— WHAT TO PRODUCE —
Can you rewrite the following lines as a numbered list, leaving out any blank lines?

— SUPPLIED DATA —
=-=-=-=-=
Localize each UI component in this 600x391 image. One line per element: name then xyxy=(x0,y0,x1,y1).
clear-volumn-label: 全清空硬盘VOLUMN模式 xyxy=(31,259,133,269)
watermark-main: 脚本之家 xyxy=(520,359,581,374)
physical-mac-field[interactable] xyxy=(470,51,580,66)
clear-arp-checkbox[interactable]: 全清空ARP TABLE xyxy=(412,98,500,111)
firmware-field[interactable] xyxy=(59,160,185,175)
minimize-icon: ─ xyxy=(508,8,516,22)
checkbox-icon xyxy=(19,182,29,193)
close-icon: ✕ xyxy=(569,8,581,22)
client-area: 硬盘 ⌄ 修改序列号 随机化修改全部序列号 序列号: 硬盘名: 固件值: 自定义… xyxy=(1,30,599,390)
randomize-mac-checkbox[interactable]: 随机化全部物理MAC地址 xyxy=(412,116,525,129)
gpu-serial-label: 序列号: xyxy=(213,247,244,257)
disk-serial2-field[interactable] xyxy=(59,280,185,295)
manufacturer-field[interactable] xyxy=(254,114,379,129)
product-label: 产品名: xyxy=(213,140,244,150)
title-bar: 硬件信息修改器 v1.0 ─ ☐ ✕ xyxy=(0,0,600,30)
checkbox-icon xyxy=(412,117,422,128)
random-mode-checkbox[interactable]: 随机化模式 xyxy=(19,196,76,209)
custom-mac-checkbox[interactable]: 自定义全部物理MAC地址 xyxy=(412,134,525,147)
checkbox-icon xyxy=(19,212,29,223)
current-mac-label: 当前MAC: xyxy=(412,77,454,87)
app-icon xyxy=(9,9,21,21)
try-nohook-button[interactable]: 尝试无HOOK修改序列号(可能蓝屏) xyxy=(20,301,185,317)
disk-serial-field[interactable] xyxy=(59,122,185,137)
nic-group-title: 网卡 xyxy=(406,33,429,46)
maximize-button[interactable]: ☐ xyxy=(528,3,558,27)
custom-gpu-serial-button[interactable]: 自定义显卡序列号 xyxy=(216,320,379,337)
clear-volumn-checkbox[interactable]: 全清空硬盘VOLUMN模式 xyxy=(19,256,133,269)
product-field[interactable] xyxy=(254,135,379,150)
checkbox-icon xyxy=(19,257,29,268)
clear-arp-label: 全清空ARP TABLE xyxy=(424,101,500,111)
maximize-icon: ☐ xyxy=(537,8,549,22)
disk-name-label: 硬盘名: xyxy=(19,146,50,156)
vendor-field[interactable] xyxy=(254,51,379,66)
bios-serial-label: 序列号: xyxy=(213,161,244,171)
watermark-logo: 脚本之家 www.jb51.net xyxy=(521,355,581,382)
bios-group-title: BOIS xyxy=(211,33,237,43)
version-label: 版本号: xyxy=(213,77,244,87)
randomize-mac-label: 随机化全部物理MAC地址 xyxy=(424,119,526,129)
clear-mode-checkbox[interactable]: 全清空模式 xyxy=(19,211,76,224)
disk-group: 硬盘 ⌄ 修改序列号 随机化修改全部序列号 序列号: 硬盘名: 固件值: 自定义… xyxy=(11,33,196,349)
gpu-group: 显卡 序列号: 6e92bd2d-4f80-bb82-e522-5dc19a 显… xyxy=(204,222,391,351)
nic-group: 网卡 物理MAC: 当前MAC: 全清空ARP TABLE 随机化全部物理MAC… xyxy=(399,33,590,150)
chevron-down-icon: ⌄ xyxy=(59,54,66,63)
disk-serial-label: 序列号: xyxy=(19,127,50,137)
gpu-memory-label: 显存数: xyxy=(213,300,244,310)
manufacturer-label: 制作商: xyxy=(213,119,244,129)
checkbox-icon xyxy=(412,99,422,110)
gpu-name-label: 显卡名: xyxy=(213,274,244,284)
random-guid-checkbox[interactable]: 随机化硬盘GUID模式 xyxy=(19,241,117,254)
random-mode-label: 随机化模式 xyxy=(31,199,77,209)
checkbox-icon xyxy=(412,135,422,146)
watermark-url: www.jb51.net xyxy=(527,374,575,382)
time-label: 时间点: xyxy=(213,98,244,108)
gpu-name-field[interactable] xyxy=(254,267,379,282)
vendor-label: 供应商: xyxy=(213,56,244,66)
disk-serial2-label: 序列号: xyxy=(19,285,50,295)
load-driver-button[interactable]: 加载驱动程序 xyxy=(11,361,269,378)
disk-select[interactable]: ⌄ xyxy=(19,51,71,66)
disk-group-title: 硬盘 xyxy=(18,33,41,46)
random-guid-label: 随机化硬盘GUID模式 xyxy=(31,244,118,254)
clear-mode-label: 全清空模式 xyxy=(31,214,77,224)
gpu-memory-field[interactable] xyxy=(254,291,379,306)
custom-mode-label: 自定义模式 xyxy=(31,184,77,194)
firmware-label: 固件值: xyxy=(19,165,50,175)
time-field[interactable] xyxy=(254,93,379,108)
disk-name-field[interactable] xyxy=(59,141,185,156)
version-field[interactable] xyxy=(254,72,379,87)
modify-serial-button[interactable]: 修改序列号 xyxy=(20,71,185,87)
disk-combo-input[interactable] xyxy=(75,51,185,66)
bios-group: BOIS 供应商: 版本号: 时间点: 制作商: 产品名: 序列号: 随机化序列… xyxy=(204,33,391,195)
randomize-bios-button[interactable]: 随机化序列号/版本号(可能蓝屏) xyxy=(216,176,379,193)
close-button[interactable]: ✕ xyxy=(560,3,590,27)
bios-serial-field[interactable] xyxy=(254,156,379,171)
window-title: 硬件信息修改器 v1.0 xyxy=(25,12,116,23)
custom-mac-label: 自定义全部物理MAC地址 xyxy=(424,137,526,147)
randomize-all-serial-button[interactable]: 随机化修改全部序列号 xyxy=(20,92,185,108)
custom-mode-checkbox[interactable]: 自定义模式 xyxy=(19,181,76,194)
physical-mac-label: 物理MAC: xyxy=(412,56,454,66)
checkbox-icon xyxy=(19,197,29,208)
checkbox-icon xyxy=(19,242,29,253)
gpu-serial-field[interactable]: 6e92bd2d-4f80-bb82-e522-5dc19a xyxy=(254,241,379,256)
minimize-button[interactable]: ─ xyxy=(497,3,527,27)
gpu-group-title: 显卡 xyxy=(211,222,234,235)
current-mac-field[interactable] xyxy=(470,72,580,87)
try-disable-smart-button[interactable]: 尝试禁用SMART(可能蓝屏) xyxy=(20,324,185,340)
=-=-=-=-=
— EXERCISE RESPONSE —
1. Localize each UI component in this 600x391 image. One line per element: name then xyxy=(x0,y0,x1,y1).
2. clear-volumn-label: 全清空硬盘VOLUMN模式 xyxy=(31,259,133,269)
3. watermark-main: 脚本之家 xyxy=(520,359,581,374)
4. physical-mac-field[interactable] xyxy=(470,51,580,66)
5. clear-arp-checkbox[interactable]: 全清空ARP TABLE xyxy=(412,98,500,111)
6. firmware-field[interactable] xyxy=(59,160,185,175)
7. minimize-icon: ─ xyxy=(508,8,516,22)
8. checkbox-icon xyxy=(19,182,29,193)
9. close-icon: ✕ xyxy=(569,8,581,22)
10. client-area: 硬盘 ⌄ 修改序列号 随机化修改全部序列号 序列号: 硬盘名: 固件值: 自定义… xyxy=(1,30,599,390)
11. randomize-mac-checkbox[interactable]: 随机化全部物理MAC地址 xyxy=(412,116,525,129)
12. gpu-serial-label: 序列号: xyxy=(213,247,244,257)
13. disk-serial2-field[interactable] xyxy=(59,280,185,295)
14. manufacturer-field[interactable] xyxy=(254,114,379,129)
15. product-label: 产品名: xyxy=(213,140,244,150)
16. title-bar: 硬件信息修改器 v1.0 ─ ☐ ✕ xyxy=(0,0,600,30)
17. checkbox-icon xyxy=(412,117,422,128)
18. random-mode-checkbox[interactable]: 随机化模式 xyxy=(19,196,76,209)
19. custom-mac-checkbox[interactable]: 自定义全部物理MAC地址 xyxy=(412,134,525,147)
20. checkbox-icon xyxy=(19,212,29,223)
21. current-mac-label: 当前MAC: xyxy=(412,77,454,87)
22. app-icon xyxy=(9,9,21,21)
23. try-nohook-button[interactable]: 尝试无HOOK修改序列号(可能蓝屏) xyxy=(20,301,185,317)
24. disk-serial-field[interactable] xyxy=(59,122,185,137)
25. nic-group-title: 网卡 xyxy=(406,33,429,46)
26. maximize-button[interactable]: ☐ xyxy=(528,3,558,27)
27. custom-gpu-serial-button[interactable]: 自定义显卡序列号 xyxy=(216,320,379,337)
28. clear-volumn-checkbox[interactable]: 全清空硬盘VOLUMN模式 xyxy=(19,256,133,269)
29. product-field[interactable] xyxy=(254,135,379,150)
30. checkbox-icon xyxy=(19,257,29,268)
31. clear-arp-label: 全清空ARP TABLE xyxy=(424,101,500,111)
32. maximize-icon: ☐ xyxy=(537,8,549,22)
33. disk-name-label: 硬盘名: xyxy=(19,146,50,156)
34. vendor-field[interactable] xyxy=(254,51,379,66)
35. bios-serial-label: 序列号: xyxy=(213,161,244,171)
36. watermark-logo: 脚本之家 www.jb51.net xyxy=(521,355,581,382)
37. bios-group-title: BOIS xyxy=(211,33,237,43)
38. version-label: 版本号: xyxy=(213,77,244,87)
39. randomize-mac-label: 随机化全部物理MAC地址 xyxy=(424,119,526,129)
40. clear-mode-checkbox[interactable]: 全清空模式 xyxy=(19,211,76,224)
41. disk-group: 硬盘 ⌄ 修改序列号 随机化修改全部序列号 序列号: 硬盘名: 固件值: 自定义… xyxy=(11,33,196,349)
42. gpu-group: 显卡 序列号: 6e92bd2d-4f80-bb82-e522-5dc19a 显… xyxy=(204,222,391,351)
43. nic-group: 网卡 物理MAC: 当前MAC: 全清空ARP TABLE 随机化全部物理MAC… xyxy=(399,33,590,150)
44. chevron-down-icon: ⌄ xyxy=(59,54,66,63)
45. disk-serial-label: 序列号: xyxy=(19,127,50,137)
46. gpu-memory-label: 显存数: xyxy=(213,300,244,310)
47. manufacturer-label: 制作商: xyxy=(213,119,244,129)
48. checkbox-icon xyxy=(412,99,422,110)
49. gpu-name-label: 显卡名: xyxy=(213,274,244,284)
50. random-guid-checkbox[interactable]: 随机化硬盘GUID模式 xyxy=(19,241,117,254)
51. random-mode-label: 随机化模式 xyxy=(31,199,77,209)
52. checkbox-icon xyxy=(412,135,422,146)
53. watermark-url: www.jb51.net xyxy=(527,374,575,382)
54. time-label: 时间点: xyxy=(213,98,244,108)
55. gpu-name-field[interactable] xyxy=(254,267,379,282)
56. vendor-label: 供应商: xyxy=(213,56,244,66)
57. disk-serial2-label: 序列号: xyxy=(19,285,50,295)
58. load-driver-button[interactable]: 加载驱动程序 xyxy=(11,361,269,378)
59. disk-select[interactable]: ⌄ xyxy=(19,51,71,66)
60. disk-group-title: 硬盘 xyxy=(18,33,41,46)
61. random-guid-label: 随机化硬盘GUID模式 xyxy=(31,244,118,254)
62. clear-mode-label: 全清空模式 xyxy=(31,214,77,224)
63. gpu-memory-field[interactable] xyxy=(254,291,379,306)
64. custom-mode-label: 自定义模式 xyxy=(31,184,77,194)
65. firmware-label: 固件值: xyxy=(19,165,50,175)
66. time-field[interactable] xyxy=(254,93,379,108)
67. disk-name-field[interactable] xyxy=(59,141,185,156)
68. version-field[interactable] xyxy=(254,72,379,87)
69. modify-serial-button[interactable]: 修改序列号 xyxy=(20,71,185,87)
70. disk-combo-input[interactable] xyxy=(75,51,185,66)
71. bios-group: BOIS 供应商: 版本号: 时间点: 制作商: 产品名: 序列号: 随机化序列… xyxy=(204,33,391,195)
72. randomize-bios-button[interactable]: 随机化序列号/版本号(可能蓝屏) xyxy=(216,176,379,193)
73. close-button[interactable]: ✕ xyxy=(560,3,590,27)
74. bios-serial-field[interactable] xyxy=(254,156,379,171)
75. window-title: 硬件信息修改器 v1.0 xyxy=(25,12,116,23)
76. custom-mac-label: 自定义全部物理MAC地址 xyxy=(424,137,526,147)
77. randomize-all-serial-button[interactable]: 随机化修改全部序列号 xyxy=(20,92,185,108)
78. custom-mode-checkbox[interactable]: 自定义模式 xyxy=(19,181,76,194)
79. physical-mac-label: 物理MAC: xyxy=(412,56,454,66)
80. checkbox-icon xyxy=(19,197,29,208)
81. checkbox-icon xyxy=(19,242,29,253)
82. gpu-serial-field[interactable]: 6e92bd2d-4f80-bb82-e522-5dc19a xyxy=(254,241,379,256)
83. minimize-button[interactable]: ─ xyxy=(497,3,527,27)
84. gpu-group-title: 显卡 xyxy=(211,222,234,235)
85. current-mac-field[interactable] xyxy=(470,72,580,87)
86. try-disable-smart-button[interactable]: 尝试禁用SMART(可能蓝屏) xyxy=(20,324,185,340)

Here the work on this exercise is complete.